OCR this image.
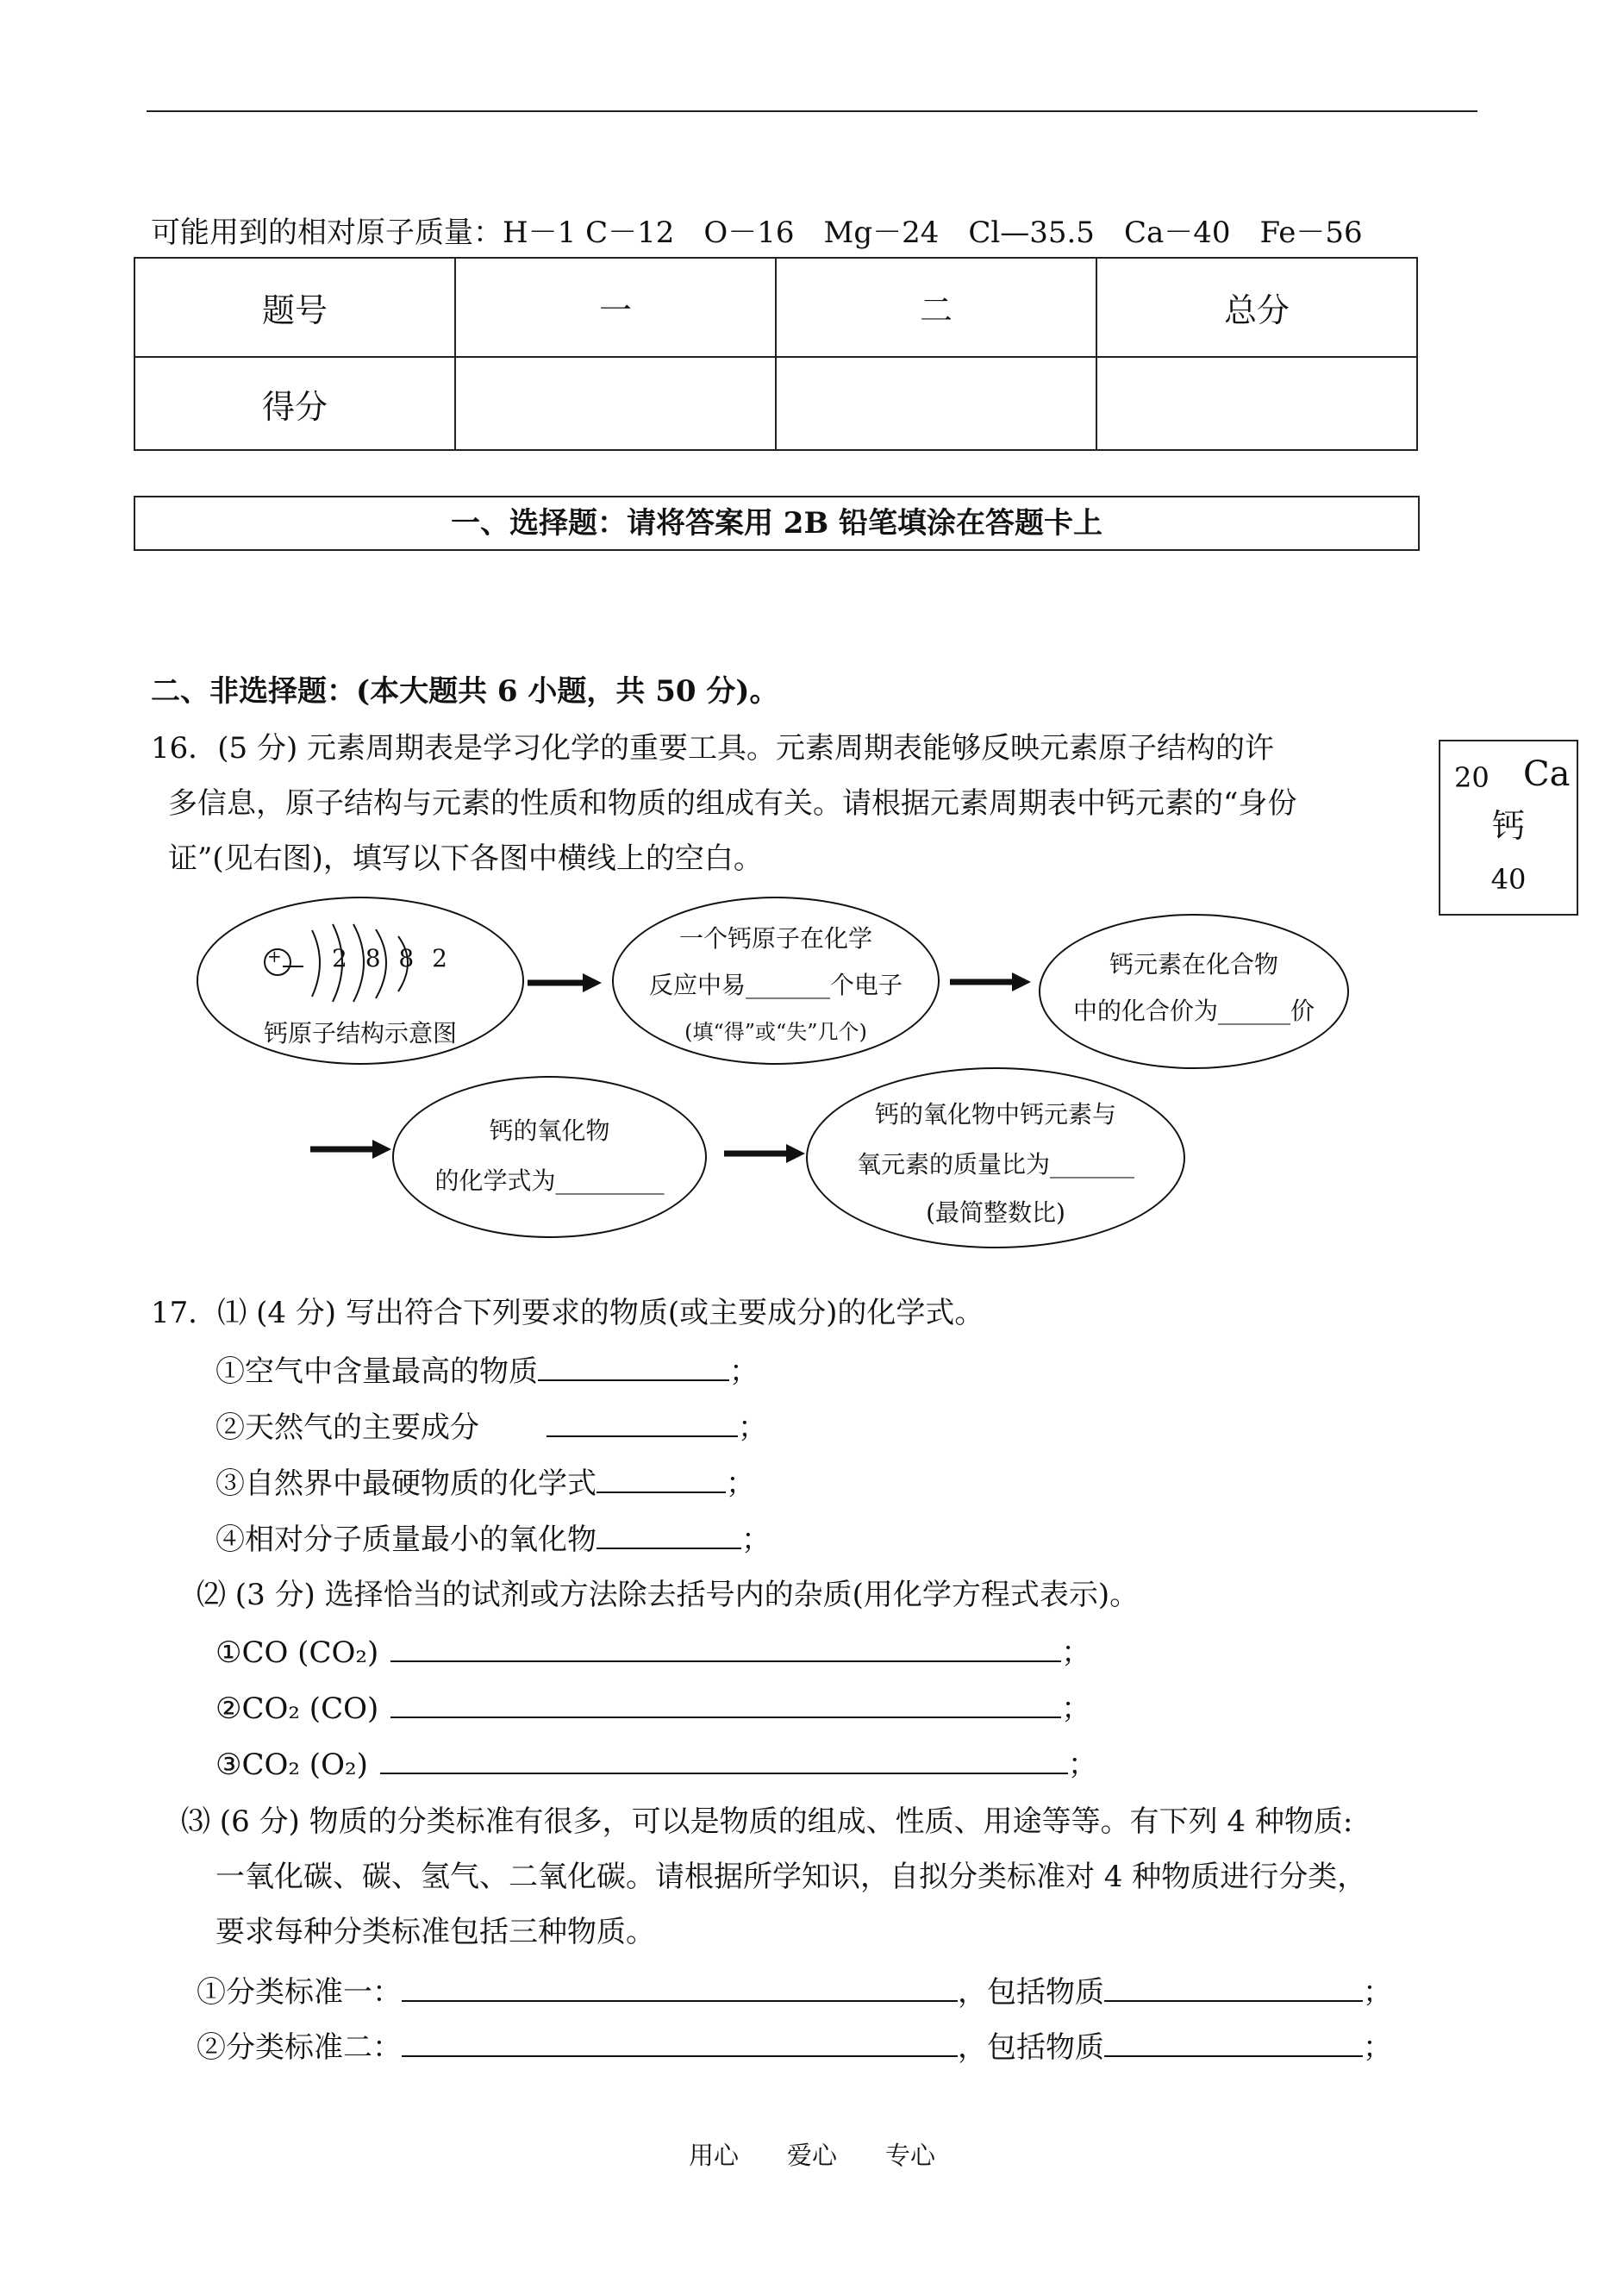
可能用到的相对原子质量：H－1 C－12　O－16　Mg－24　Cl—35.5　Ca－40　Fe－56
题号	一	二	总分
得分			
一、选择题：请将答案用 2B 铅笔填涂在答题卡上
二、非选择题：(本大题共 6 小题，共 50 分)。
16．(5 分) 元素周期表是学习化学的重要工具。元素周期表能够反映元素原子结构的许
多信息，原子结构与元素的性质和物质的组成有关。请根据元素周期表中钙元素的“身份
证”(见右图)，填写以下各图中横线上的空白。
20 Ca
钙
40
+ 2 8 8 2
钙原子结构示意图
一个钙原子在化学
反应中易_______个电子
(填“得”或“失”几个)
钙元素在化合物
中的化合价为______价
钙的氧化物
的化学式为_________
钙的氧化物中钙元素与
氧元素的质量比为_______
(最简整数比)
17．⑴ (4 分) 写出符合下列要求的物质(或主要成分)的化学式。
①空气中含量最高的物质	；
②天然气的主要成分	；
③自然界中最硬物质的化学式	；
④相对分子质量最小的氧化物	；
⑵ (3 分) 选择恰当的试剂或方法除去括号内的杂质(用化学方程式表示)。
①CO (CO₂)	；
②CO₂ (CO)	；
③CO₂ (O₂)	；
⑶ (6 分) 物质的分类标准有很多，可以是物质的组成、性质、用途等等。有下列 4 种物质:
一氧化碳、碳、氢气、二氧化碳。请根据所学知识，自拟分类标准对 4 种物质进行分类，
要求每种分类标准包括三种物质。
①分类标准一：	，包括物质	；
②分类标准二：	，包括物质	；
用心 爱心 专心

○ ○ ○

[Written task] Write out the entries above word for word. Do not include the pictures.

[Full answer]
OCR this image.
可能用到的相对原子质量：H－1 C－12　O－16　Mg－24　Cl—35.5　Ca－40　Fe－56
题号	一	二	总分
得分			
一、选择题：请将答案用 2B 铅笔填涂在答题卡上
二、非选择题：(本大题共 6 小题，共 50 分)。
16．(5 分) 元素周期表是学习化学的重要工具。元素周期表能够反映元素原子结构的许
多信息，原子结构与元素的性质和物质的组成有关。请根据元素周期表中钙元素的“身份
证”(见右图)，填写以下各图中横线上的空白。
20 Ca
钙
40
+ 2 8 8 2
钙原子结构示意图
一个钙原子在化学
反应中易_______个电子
(填“得”或“失”几个)
钙元素在化合物
中的化合价为______价
钙的氧化物
的化学式为_________
钙的氧化物中钙元素与
氧元素的质量比为_______
(最简整数比)
17．⑴ (4 分) 写出符合下列要求的物质(或主要成分)的化学式。
①空气中含量最高的物质	；
②天然气的主要成分	；
③自然界中最硬物质的化学式	；
④相对分子质量最小的氧化物	；
⑵ (3 分) 选择恰当的试剂或方法除去括号内的杂质(用化学方程式表示)。
①CO (CO₂)	；
②CO₂ (CO)	；
③CO₂ (O₂)	；
⑶ (6 分) 物质的分类标准有很多，可以是物质的组成、性质、用途等等。有下列 4 种物质:
一氧化碳、碳、氢气、二氧化碳。请根据所学知识，自拟分类标准对 4 种物质进行分类，
要求每种分类标准包括三种物质。
①分类标准一：	，包括物质	；
②分类标准二：	，包括物质	；
用心 爱心 专心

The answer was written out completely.